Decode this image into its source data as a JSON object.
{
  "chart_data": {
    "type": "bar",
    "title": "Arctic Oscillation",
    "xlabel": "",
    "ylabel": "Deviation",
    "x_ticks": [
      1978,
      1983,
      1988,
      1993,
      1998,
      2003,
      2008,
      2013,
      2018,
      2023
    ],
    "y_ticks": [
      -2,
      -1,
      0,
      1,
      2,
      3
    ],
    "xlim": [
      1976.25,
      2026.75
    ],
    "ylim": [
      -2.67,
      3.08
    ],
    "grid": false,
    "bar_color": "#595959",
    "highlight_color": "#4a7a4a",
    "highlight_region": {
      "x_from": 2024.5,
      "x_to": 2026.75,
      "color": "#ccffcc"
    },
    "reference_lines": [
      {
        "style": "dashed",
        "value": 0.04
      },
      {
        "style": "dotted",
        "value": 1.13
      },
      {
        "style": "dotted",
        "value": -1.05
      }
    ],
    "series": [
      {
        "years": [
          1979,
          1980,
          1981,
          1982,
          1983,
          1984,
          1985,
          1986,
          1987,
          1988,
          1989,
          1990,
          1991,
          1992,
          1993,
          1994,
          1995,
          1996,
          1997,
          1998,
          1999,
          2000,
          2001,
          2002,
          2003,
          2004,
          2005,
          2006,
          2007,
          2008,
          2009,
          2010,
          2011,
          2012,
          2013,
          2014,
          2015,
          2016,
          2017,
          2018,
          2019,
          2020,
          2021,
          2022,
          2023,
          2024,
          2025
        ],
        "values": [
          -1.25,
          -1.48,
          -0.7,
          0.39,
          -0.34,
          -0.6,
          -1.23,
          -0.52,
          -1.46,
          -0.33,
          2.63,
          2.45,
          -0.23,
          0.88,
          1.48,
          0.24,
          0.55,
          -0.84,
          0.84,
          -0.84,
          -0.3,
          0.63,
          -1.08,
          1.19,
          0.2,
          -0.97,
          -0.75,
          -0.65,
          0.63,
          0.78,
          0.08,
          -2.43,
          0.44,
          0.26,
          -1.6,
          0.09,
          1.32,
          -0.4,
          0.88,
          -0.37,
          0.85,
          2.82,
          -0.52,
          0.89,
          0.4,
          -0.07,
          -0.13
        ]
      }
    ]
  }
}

+--

*REQUIREMENTS:*
Extract all the entries word for word.

*REPLY:*
Decode this image into its source data as a JSON object.
{
  "chart_data": {
    "type": "bar",
    "title": "Arctic Oscillation",
    "xlabel": "",
    "ylabel": "Deviation",
    "x_ticks": [
      1978,
      1983,
      1988,
      1993,
      1998,
      2003,
      2008,
      2013,
      2018,
      2023
    ],
    "y_ticks": [
      -2,
      -1,
      0,
      1,
      2,
      3
    ],
    "xlim": [
      1976.25,
      2026.75
    ],
    "ylim": [
      -2.67,
      3.08
    ],
    "grid": false,
    "bar_color": "#595959",
    "highlight_color": "#4a7a4a",
    "highlight_region": {
      "x_from": 2024.5,
      "x_to": 2026.75,
      "color": "#ccffcc"
    },
    "reference_lines": [
      {
        "style": "dashed",
        "value": 0.04
      },
      {
        "style": "dotted",
        "value": 1.13
      },
      {
        "style": "dotted",
        "value": -1.05
      }
    ],
    "series": [
      {
        "years": [
          1979,
          1980,
          1981,
          1982,
          1983,
          1984,
          1985,
          1986,
          1987,
          1988,
          1989,
          1990,
          1991,
          1992,
          1993,
          1994,
          1995,
          1996,
          1997,
          1998,
          1999,
          2000,
          2001,
          2002,
          2003,
          2004,
          2005,
          2006,
          2007,
          2008,
          2009,
          2010,
          2011,
          2012,
          2013,
          2014,
          2015,
          2016,
          2017,
          2018,
          2019,
          2020,
          2021,
          2022,
          2023,
          2024,
          2025
        ],
        "values": [
          -1.25,
          -1.48,
          -0.7,
          0.39,
          -0.34,
          -0.6,
          -1.23,
          -0.52,
          -1.46,
          -0.33,
          2.63,
          2.45,
          -0.23,
          0.88,
          1.48,
          0.24,
          0.55,
          -0.84,
          0.84,
          -0.84,
          -0.3,
          0.63,
          -1.08,
          1.19,
          0.2,
          -0.97,
          -0.75,
          -0.65,
          0.63,
          0.78,
          0.08,
          -2.43,
          0.44,
          0.26,
          -1.6,
          0.09,
          1.32,
          -0.4,
          0.88,
          -0.37,
          0.85,
          2.82,
          -0.52,
          0.89,
          0.4,
          -0.07,
          -0.13
        ]
      }
    ]
  }
}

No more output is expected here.